* **PROBLEM TO SOLVE**:
State how many lines of the entries include the string "name", please, leaving out everything but the number.

* **STORED RECORDS**:
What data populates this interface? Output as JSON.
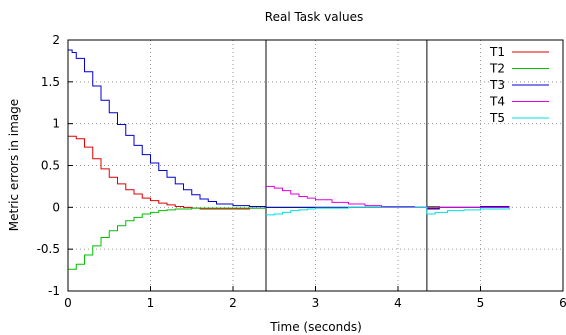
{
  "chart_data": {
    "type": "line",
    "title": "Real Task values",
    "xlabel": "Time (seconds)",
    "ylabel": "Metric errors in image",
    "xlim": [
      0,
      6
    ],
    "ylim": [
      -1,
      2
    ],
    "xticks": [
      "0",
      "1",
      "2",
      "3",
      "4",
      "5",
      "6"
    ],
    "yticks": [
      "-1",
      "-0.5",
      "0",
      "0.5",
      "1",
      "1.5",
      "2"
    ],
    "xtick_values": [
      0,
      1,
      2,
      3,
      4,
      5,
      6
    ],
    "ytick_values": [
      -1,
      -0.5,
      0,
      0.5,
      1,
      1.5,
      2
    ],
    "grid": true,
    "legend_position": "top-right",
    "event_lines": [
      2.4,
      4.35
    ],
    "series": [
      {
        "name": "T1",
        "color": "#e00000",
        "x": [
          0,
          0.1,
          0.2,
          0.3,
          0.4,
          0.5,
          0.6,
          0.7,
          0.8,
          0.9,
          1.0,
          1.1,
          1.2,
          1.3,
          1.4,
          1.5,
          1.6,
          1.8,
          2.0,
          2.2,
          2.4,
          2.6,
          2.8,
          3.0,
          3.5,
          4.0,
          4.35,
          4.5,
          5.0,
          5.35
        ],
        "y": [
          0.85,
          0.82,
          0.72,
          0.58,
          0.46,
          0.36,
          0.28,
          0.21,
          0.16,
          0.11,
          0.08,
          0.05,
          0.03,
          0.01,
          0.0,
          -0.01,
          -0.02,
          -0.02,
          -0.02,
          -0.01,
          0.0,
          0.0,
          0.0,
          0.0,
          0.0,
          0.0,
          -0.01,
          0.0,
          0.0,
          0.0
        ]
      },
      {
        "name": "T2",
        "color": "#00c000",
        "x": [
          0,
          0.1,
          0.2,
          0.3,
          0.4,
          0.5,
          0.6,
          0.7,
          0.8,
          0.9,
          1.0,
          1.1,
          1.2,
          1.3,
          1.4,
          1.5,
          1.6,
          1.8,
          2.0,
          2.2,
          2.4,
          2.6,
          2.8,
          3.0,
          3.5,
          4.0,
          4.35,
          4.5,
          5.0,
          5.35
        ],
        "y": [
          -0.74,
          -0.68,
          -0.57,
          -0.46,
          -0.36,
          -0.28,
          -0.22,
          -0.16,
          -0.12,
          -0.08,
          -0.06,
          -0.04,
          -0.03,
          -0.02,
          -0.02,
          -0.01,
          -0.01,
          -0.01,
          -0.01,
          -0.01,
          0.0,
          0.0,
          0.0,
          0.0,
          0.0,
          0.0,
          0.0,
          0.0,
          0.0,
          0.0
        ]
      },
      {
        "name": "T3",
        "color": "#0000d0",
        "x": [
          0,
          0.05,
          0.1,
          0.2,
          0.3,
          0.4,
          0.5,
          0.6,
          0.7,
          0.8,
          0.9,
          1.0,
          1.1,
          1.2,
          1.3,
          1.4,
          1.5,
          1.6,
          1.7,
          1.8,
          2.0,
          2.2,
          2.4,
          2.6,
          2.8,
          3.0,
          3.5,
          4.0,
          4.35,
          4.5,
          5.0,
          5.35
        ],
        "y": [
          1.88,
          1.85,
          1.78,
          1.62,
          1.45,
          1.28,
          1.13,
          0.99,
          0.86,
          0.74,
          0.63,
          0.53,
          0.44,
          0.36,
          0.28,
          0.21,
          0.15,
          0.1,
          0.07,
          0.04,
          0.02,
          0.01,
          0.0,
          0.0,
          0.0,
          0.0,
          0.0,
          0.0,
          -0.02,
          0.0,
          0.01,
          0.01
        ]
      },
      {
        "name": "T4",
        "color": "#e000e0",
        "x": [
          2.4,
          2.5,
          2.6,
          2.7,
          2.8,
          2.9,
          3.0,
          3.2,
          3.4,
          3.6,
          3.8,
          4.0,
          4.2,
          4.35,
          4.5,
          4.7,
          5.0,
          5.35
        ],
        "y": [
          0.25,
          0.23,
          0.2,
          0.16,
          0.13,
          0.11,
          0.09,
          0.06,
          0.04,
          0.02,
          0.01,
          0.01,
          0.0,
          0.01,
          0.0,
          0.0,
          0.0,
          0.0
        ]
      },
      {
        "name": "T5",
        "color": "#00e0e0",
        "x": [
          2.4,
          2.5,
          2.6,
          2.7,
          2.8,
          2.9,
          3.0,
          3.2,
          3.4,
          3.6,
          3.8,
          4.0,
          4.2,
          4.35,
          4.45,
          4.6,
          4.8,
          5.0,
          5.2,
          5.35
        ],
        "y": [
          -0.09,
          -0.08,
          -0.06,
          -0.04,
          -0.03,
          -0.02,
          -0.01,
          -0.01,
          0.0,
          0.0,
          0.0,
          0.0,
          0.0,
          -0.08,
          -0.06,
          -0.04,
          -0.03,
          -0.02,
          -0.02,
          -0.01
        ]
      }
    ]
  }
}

* **SOLUTION TO THIS PROBLEM**:
5